### [Data for the task]
▬▬▬▬▬▬▬▬▬▬

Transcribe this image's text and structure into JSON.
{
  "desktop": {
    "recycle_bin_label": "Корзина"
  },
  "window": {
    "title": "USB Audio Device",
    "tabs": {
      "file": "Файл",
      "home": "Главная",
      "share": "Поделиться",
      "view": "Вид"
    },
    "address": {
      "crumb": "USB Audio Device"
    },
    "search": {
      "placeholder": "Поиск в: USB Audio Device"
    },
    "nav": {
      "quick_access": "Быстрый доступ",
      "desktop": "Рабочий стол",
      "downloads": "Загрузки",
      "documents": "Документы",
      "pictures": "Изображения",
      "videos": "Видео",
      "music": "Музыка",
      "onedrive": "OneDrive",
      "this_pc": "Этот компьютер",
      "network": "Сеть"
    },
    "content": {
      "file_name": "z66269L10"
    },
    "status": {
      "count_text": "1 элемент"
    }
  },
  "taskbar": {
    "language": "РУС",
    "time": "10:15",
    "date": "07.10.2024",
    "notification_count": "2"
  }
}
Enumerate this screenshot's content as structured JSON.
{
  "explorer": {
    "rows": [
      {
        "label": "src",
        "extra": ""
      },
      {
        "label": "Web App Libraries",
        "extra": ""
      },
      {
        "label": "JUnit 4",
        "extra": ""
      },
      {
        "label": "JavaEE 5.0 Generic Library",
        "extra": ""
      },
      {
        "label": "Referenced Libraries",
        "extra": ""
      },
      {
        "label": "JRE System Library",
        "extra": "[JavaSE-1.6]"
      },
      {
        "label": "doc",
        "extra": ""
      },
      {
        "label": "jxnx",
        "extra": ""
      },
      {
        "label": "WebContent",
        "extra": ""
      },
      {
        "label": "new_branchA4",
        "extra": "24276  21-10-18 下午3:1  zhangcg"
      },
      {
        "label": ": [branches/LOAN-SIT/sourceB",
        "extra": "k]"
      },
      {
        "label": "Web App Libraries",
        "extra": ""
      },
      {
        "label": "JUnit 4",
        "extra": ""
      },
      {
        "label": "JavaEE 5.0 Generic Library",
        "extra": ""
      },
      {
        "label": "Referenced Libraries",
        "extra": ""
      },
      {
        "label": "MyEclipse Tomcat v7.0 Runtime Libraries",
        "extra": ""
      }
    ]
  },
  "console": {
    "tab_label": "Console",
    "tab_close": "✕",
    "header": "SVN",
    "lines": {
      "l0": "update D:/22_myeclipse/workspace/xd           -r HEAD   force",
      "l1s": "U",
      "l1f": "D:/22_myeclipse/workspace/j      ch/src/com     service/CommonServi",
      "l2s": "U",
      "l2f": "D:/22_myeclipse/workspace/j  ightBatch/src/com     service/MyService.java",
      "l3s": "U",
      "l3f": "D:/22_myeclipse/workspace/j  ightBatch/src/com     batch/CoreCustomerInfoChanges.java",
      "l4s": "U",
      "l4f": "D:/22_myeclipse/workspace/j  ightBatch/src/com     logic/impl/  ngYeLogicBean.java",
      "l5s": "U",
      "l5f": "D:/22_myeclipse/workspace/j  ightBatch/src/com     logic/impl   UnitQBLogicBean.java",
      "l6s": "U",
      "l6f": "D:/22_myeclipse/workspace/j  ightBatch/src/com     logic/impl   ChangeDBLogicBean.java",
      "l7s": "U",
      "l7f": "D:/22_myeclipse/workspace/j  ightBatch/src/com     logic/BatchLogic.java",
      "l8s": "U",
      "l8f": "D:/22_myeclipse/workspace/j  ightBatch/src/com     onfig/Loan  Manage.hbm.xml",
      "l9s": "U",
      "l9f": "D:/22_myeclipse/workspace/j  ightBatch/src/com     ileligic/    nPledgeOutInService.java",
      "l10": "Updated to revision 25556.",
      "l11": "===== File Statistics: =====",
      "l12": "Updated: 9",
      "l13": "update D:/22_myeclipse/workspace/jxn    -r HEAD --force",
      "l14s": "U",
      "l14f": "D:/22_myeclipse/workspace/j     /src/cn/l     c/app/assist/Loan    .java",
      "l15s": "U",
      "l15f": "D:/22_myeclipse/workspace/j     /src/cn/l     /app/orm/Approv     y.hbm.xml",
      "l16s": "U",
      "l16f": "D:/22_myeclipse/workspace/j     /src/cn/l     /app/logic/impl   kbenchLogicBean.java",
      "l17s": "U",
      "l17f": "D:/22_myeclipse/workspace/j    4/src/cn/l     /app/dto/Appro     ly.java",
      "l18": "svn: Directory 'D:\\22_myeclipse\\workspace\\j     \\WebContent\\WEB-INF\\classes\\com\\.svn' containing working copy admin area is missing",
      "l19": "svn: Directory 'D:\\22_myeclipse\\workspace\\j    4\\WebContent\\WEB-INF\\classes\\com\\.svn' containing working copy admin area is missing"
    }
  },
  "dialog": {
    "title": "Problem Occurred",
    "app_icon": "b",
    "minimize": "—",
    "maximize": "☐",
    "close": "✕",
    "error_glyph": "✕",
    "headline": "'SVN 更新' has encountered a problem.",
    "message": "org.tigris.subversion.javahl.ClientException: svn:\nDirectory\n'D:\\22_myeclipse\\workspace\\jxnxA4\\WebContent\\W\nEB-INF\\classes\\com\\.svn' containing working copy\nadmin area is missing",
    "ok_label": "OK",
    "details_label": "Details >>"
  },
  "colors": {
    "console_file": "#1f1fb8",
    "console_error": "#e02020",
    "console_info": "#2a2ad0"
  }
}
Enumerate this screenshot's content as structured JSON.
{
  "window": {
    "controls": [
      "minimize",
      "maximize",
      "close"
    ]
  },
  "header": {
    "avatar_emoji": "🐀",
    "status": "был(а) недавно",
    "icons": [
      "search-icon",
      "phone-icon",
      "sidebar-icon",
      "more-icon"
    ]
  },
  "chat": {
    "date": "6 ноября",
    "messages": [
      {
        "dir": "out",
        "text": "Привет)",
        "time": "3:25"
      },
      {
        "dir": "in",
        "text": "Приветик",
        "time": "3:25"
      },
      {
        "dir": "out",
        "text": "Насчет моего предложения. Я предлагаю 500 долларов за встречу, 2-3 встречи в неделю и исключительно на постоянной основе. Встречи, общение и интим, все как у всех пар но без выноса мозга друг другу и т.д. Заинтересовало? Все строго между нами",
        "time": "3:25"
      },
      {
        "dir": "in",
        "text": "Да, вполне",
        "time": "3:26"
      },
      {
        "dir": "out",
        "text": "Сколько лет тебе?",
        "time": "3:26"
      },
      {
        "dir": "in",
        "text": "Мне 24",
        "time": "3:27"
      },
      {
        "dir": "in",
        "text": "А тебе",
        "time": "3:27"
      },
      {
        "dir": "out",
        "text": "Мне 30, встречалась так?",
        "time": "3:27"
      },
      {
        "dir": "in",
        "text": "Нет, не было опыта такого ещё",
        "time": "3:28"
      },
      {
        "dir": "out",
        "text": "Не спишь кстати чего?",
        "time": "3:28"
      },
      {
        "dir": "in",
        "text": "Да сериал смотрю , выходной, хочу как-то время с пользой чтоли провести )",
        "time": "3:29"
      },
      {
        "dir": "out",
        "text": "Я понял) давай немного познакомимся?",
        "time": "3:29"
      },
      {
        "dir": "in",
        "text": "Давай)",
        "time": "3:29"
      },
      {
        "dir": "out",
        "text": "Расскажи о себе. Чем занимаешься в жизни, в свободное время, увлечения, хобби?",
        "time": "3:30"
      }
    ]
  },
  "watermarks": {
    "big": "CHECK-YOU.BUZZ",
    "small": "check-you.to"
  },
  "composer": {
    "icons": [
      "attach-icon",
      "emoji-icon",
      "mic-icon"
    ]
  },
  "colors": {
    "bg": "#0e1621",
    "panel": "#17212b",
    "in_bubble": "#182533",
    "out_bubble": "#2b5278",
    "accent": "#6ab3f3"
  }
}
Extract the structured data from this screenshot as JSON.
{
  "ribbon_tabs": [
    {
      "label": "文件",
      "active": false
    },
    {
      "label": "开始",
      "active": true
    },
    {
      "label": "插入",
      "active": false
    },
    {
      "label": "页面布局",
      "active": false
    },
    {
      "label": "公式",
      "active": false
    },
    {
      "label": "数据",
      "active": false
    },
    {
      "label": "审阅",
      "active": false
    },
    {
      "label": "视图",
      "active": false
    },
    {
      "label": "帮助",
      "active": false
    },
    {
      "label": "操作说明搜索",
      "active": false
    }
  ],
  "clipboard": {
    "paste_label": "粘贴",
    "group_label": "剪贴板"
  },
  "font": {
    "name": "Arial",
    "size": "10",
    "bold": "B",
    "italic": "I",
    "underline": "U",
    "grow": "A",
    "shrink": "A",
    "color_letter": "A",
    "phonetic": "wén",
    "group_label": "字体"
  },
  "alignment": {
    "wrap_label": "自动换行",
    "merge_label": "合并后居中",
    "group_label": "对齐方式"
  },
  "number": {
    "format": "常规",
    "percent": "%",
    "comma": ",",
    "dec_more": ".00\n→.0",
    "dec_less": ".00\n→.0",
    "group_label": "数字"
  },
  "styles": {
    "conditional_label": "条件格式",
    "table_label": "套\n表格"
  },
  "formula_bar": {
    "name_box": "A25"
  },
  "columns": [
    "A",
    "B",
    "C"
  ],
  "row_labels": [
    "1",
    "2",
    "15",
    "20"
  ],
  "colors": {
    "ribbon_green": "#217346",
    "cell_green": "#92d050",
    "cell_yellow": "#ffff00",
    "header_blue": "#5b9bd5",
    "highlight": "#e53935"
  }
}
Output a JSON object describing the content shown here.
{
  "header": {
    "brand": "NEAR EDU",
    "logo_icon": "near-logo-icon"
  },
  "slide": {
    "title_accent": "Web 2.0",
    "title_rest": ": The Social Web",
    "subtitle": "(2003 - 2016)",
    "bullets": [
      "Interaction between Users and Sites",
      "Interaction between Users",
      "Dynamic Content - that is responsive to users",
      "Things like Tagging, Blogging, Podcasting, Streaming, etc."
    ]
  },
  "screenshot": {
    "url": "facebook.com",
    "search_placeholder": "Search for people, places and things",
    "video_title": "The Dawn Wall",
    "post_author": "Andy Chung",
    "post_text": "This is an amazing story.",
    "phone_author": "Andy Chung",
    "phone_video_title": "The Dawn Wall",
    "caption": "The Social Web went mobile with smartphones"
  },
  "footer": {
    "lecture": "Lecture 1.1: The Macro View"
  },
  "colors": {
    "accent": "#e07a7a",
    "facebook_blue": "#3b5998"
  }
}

▬▬▬▬▬▬▬▬▬▬

### [Required work]
Find every line of the data that holds the string "Interaction", then say how many there are and nothing else.

### [Solved problem]
2